++++ INPUT ROWS

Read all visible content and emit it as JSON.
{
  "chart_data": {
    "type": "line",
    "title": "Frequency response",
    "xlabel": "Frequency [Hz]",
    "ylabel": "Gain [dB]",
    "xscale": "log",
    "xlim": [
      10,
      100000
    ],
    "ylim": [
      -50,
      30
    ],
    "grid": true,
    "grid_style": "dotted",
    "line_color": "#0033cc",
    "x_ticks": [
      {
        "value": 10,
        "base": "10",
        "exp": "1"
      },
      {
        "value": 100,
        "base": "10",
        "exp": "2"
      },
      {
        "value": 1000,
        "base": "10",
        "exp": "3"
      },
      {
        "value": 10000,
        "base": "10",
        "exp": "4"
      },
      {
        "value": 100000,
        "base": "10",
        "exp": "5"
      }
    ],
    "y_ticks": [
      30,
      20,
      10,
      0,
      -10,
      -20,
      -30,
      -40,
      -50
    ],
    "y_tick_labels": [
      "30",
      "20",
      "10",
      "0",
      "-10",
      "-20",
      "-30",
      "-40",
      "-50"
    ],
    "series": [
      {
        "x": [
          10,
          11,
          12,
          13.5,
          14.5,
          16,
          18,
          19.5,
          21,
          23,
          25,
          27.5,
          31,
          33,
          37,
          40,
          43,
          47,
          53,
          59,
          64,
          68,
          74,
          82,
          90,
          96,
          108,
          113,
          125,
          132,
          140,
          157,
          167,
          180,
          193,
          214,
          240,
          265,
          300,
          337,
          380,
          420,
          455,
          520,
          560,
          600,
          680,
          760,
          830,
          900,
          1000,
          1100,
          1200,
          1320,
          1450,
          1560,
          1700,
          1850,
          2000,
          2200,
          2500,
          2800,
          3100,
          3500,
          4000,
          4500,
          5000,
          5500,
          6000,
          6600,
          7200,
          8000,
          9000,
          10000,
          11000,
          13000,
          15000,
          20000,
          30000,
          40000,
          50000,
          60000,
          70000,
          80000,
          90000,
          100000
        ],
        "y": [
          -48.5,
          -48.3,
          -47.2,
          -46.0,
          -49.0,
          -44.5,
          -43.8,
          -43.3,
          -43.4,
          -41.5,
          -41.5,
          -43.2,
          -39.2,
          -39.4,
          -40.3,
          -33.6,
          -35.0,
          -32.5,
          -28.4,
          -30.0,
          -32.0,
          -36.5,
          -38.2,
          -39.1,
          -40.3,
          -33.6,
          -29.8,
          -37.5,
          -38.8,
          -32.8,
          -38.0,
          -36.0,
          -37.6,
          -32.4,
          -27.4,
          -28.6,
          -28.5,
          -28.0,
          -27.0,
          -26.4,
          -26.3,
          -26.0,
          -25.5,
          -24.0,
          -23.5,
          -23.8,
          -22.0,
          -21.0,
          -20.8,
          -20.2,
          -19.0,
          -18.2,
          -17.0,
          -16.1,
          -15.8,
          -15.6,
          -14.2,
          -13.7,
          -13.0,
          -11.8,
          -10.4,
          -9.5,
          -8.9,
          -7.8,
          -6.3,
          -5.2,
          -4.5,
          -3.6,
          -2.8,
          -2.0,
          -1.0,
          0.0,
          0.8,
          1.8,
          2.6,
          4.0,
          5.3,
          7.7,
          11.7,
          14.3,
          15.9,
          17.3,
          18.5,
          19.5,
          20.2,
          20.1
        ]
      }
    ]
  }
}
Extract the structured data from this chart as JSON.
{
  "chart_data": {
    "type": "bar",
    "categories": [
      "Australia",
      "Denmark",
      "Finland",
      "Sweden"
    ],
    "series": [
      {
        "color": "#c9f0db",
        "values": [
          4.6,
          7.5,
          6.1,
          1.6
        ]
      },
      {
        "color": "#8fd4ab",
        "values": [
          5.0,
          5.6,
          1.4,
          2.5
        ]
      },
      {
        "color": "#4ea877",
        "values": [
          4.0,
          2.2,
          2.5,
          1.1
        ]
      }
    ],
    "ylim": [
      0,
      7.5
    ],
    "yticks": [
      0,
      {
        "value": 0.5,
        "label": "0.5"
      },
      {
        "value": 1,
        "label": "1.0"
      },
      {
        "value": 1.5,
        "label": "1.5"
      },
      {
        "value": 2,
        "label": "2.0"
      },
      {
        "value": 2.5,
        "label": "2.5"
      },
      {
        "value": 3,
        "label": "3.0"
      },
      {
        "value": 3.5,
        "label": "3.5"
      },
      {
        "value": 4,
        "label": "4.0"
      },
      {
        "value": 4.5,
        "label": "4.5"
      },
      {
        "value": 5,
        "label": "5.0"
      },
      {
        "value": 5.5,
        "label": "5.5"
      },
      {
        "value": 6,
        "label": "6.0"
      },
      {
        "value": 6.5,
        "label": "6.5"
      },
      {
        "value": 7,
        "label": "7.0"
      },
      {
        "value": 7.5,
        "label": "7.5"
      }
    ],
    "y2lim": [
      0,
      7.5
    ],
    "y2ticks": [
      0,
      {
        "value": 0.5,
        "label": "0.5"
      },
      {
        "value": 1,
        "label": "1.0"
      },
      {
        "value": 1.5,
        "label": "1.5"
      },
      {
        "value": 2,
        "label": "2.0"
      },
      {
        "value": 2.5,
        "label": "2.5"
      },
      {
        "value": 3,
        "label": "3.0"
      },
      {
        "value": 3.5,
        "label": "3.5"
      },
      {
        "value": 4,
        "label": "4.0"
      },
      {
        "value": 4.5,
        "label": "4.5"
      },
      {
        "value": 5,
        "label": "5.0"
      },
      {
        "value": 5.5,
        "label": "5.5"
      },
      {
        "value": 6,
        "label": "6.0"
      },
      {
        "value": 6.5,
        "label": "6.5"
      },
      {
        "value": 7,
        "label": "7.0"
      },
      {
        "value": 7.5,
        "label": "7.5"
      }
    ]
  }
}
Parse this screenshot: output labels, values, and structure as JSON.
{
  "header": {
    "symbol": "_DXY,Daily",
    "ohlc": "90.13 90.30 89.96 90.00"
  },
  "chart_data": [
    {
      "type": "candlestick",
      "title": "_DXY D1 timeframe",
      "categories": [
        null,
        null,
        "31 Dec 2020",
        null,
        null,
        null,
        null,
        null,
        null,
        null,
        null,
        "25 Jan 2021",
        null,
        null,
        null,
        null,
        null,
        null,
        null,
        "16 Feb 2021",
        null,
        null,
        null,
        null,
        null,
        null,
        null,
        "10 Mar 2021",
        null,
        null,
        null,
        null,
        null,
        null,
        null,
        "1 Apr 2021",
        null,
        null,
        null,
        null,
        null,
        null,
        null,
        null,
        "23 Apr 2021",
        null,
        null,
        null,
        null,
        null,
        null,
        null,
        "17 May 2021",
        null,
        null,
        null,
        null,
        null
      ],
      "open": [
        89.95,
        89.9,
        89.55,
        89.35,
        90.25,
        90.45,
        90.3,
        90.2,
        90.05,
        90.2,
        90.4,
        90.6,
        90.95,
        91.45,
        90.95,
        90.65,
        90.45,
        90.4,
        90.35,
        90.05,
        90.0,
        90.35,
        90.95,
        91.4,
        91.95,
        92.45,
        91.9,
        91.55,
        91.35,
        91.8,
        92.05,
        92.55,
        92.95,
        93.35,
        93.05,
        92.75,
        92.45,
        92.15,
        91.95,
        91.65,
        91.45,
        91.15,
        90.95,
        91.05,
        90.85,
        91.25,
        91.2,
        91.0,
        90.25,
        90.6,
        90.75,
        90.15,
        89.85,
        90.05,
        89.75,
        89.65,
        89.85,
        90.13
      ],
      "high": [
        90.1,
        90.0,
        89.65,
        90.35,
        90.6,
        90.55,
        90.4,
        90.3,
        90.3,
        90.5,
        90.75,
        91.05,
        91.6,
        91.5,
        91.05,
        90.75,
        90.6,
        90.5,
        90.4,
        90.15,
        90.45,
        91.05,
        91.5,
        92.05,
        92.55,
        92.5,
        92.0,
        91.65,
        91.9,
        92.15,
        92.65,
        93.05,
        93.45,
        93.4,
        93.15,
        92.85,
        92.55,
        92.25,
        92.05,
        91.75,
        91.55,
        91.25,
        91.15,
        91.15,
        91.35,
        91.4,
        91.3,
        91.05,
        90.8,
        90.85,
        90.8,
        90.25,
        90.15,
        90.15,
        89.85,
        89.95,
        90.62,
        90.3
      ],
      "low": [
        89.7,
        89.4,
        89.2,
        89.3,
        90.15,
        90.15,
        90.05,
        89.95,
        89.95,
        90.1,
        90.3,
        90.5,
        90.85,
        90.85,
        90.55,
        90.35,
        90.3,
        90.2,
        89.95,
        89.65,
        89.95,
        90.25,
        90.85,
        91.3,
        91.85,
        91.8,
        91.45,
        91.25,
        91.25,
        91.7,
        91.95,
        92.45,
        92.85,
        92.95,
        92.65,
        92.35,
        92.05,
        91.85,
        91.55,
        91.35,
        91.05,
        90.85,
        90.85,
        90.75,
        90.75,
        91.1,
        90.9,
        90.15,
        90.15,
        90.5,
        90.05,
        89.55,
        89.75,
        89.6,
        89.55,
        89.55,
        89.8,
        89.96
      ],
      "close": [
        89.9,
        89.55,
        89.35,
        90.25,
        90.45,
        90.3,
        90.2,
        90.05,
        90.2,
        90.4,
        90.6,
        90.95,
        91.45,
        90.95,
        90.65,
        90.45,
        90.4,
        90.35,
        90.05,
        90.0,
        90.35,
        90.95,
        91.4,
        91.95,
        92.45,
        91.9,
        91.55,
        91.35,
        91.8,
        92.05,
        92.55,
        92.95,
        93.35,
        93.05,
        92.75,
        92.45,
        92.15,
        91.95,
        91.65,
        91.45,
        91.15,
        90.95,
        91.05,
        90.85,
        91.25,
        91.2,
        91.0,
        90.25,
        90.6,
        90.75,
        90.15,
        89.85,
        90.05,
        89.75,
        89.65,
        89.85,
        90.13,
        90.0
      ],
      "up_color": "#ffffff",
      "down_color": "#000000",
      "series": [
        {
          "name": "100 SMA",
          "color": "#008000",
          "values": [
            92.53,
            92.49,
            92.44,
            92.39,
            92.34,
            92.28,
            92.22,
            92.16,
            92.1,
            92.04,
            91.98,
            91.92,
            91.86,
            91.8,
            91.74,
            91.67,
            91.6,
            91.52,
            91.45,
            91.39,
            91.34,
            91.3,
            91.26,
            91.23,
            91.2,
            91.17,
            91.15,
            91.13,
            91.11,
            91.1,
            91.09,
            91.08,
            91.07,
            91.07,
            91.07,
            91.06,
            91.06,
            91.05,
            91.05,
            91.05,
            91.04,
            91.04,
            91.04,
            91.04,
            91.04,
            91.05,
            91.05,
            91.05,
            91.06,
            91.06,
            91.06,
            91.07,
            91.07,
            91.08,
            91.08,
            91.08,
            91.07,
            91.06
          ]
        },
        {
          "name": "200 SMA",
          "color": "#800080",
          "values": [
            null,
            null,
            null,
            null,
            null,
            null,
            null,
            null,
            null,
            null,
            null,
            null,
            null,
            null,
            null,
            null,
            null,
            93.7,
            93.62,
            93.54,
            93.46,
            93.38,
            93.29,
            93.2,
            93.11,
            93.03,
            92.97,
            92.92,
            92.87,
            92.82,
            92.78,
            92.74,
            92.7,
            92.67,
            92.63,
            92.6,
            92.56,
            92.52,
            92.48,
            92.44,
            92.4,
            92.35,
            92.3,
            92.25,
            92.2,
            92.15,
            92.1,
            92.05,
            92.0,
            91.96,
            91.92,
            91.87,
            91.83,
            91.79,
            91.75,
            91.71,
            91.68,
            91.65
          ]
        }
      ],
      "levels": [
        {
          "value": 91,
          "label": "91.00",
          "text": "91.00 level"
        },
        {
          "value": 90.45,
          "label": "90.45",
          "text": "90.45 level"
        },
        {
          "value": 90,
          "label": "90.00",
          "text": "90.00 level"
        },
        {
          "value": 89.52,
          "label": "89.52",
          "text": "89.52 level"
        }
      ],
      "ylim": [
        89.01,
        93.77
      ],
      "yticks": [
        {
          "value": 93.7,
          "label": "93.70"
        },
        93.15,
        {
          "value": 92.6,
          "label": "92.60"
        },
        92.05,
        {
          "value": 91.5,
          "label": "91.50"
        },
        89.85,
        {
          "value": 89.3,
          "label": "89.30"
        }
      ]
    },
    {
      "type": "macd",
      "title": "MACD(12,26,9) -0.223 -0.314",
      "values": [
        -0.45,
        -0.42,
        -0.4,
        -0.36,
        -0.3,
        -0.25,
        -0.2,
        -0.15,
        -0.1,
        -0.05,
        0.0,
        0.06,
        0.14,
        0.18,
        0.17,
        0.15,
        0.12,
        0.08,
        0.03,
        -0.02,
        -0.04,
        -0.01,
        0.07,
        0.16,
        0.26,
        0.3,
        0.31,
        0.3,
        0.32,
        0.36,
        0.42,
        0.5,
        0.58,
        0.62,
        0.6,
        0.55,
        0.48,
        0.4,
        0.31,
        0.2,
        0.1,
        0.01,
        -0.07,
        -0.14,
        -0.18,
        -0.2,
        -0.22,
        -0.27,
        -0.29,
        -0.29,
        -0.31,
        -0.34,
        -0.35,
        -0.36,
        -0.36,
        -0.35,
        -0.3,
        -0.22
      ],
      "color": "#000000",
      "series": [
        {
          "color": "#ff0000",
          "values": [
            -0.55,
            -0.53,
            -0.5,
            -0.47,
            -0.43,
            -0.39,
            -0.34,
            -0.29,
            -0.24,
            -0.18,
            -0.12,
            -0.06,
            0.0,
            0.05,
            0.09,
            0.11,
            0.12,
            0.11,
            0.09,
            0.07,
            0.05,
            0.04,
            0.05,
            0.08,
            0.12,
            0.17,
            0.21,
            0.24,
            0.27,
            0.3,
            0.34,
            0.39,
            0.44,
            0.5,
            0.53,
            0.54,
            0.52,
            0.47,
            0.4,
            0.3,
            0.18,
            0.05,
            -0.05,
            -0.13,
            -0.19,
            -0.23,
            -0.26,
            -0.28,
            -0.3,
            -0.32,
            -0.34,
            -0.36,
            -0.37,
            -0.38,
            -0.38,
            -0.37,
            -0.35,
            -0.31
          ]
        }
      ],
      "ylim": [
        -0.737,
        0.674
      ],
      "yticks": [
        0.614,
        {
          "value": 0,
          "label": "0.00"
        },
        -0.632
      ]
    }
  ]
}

++++++++

Tally up the lines in the preceding listing that contain the string "text". Respond with the number and nothing else.

4